Records provided
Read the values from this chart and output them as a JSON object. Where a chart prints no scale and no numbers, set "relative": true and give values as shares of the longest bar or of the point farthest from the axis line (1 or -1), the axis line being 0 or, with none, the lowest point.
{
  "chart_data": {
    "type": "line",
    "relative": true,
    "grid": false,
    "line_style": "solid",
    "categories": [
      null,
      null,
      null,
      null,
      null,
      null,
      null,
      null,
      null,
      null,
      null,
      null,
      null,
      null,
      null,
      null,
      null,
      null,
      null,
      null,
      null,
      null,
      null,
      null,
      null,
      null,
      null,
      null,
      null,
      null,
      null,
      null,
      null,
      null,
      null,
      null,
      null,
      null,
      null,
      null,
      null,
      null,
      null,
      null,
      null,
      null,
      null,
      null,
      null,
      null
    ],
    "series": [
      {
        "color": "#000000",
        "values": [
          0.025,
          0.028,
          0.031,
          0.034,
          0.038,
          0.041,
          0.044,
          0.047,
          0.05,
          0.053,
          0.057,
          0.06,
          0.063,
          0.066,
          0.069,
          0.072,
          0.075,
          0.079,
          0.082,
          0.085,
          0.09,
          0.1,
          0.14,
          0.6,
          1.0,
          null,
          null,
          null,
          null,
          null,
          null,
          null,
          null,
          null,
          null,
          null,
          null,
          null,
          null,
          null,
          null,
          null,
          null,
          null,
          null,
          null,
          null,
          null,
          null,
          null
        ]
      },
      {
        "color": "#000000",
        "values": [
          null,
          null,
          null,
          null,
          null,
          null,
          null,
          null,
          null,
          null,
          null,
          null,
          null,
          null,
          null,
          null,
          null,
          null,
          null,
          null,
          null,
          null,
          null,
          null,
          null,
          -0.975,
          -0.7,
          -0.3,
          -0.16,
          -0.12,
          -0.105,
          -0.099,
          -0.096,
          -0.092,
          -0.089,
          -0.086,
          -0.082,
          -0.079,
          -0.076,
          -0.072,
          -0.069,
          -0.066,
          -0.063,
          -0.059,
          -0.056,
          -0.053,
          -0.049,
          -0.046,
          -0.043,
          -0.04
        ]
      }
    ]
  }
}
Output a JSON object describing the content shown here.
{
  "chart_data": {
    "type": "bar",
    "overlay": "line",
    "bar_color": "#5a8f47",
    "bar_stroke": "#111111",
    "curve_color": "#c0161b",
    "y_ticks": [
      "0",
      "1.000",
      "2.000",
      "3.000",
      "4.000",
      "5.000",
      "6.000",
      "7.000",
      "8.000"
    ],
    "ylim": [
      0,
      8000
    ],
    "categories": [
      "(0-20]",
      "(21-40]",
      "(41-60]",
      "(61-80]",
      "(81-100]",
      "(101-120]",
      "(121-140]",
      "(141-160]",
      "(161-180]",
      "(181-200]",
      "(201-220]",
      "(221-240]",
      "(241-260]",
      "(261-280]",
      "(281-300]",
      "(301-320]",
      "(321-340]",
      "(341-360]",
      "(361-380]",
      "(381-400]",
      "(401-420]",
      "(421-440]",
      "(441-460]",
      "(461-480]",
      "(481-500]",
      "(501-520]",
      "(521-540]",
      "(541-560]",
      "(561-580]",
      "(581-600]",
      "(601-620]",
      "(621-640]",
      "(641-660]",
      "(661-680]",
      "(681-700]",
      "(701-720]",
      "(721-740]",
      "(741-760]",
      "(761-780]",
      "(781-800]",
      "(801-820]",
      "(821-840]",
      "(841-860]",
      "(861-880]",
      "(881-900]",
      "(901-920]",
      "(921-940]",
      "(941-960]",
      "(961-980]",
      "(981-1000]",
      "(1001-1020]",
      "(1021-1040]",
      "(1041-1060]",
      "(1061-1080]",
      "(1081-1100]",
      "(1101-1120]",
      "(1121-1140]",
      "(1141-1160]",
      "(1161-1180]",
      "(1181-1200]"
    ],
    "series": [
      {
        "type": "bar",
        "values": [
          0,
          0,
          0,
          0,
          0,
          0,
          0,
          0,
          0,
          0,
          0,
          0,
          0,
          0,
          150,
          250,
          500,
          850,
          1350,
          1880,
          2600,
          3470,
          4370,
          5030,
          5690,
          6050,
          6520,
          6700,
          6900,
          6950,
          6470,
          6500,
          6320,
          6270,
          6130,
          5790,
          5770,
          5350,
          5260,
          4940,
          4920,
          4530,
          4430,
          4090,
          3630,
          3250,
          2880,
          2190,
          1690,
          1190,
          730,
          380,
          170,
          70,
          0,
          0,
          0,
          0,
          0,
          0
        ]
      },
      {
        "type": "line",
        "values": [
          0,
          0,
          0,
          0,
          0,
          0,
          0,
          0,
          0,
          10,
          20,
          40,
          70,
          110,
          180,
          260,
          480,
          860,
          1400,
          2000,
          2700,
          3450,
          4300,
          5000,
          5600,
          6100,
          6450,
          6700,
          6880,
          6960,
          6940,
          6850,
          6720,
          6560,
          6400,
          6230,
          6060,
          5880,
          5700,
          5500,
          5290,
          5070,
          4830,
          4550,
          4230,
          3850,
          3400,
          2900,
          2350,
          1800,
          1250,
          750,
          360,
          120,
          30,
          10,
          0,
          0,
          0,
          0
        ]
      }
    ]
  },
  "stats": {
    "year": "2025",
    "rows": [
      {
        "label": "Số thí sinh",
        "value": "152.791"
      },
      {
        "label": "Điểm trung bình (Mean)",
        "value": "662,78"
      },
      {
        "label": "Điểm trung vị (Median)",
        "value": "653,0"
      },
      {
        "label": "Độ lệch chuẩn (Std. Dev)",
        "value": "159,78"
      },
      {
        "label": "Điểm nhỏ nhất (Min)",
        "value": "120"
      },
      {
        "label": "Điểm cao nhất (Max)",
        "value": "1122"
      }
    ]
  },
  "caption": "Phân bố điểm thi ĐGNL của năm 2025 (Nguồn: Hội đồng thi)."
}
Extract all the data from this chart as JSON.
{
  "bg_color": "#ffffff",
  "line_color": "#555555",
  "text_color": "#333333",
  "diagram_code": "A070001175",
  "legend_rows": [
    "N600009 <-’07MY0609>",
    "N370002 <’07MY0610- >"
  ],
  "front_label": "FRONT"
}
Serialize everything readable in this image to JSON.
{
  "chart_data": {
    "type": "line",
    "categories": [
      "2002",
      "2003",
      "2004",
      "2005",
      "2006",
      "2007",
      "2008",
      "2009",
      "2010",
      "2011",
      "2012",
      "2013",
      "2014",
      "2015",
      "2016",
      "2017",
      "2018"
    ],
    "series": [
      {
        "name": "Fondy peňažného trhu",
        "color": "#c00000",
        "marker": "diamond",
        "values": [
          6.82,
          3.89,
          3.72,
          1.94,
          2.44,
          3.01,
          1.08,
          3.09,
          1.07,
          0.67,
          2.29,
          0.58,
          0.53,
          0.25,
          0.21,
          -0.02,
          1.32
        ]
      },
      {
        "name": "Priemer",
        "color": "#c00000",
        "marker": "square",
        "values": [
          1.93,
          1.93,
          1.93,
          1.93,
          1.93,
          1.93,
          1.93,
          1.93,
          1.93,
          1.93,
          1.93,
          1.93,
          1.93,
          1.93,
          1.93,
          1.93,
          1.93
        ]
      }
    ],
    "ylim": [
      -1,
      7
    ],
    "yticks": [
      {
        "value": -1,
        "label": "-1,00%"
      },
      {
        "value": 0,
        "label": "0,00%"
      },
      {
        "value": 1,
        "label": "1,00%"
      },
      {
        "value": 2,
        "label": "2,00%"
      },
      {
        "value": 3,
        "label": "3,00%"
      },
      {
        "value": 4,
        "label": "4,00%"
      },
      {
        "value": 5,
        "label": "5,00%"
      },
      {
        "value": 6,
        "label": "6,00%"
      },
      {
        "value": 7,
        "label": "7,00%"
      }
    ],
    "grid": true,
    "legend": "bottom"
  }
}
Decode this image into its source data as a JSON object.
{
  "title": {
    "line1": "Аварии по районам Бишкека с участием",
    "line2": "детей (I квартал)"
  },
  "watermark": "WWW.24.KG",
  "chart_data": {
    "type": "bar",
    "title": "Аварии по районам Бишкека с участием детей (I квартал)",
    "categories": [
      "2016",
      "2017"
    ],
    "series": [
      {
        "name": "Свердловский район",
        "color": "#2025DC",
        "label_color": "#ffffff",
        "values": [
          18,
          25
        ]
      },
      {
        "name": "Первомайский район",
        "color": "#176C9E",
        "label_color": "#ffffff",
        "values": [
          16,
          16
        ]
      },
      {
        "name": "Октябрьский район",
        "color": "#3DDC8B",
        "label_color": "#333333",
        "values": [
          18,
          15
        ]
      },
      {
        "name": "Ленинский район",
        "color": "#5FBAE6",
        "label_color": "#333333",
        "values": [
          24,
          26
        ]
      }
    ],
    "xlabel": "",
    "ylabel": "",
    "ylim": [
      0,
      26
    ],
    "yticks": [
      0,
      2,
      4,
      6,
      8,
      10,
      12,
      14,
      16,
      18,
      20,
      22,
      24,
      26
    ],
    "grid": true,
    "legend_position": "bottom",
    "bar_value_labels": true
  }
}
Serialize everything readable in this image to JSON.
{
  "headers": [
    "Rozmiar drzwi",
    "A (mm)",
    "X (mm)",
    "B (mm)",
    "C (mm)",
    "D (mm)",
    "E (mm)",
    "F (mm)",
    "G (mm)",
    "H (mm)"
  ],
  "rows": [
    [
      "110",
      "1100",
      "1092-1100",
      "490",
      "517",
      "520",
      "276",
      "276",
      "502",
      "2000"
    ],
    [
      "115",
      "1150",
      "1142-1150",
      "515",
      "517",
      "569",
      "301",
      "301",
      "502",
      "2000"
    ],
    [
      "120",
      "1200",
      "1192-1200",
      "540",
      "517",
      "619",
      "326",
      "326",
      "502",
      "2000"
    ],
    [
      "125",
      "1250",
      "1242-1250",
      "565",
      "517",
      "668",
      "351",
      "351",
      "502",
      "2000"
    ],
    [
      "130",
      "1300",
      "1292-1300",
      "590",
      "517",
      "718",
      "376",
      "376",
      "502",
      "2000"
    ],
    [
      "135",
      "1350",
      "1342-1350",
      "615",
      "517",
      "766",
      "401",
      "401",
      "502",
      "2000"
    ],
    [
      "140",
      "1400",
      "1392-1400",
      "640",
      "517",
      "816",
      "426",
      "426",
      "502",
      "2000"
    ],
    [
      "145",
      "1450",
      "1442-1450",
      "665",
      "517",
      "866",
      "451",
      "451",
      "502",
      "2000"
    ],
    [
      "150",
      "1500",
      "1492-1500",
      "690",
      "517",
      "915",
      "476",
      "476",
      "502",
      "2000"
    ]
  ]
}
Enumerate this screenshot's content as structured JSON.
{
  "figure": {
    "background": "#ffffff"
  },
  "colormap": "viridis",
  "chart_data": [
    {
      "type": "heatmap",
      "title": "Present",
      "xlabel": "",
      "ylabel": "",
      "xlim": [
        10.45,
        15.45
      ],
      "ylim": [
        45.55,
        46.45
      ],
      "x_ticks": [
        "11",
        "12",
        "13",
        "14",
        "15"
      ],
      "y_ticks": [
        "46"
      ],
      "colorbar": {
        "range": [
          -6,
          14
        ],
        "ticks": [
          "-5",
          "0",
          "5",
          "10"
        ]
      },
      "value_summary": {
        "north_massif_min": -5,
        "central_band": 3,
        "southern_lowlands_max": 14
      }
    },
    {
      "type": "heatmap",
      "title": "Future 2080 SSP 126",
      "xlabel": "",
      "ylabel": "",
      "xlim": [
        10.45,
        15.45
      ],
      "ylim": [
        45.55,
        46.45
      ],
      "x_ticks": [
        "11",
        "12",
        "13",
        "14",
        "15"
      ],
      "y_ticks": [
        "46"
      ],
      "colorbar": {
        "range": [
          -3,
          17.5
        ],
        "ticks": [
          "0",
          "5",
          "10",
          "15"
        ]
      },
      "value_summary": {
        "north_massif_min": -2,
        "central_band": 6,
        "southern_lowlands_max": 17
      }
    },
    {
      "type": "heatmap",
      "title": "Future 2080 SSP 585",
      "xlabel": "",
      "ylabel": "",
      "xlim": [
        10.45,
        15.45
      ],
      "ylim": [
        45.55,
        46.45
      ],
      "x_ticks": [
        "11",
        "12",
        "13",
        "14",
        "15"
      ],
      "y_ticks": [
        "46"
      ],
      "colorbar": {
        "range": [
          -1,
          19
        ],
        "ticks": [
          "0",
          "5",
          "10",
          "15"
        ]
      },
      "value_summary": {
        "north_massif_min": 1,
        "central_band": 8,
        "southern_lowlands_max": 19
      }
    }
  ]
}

Exercise directions
Select and copy every line of the listing with the word "trung".

Full answer
        "label": "Điểm trung bình (Mean)",
        "label": "Điểm trung vị (Median)",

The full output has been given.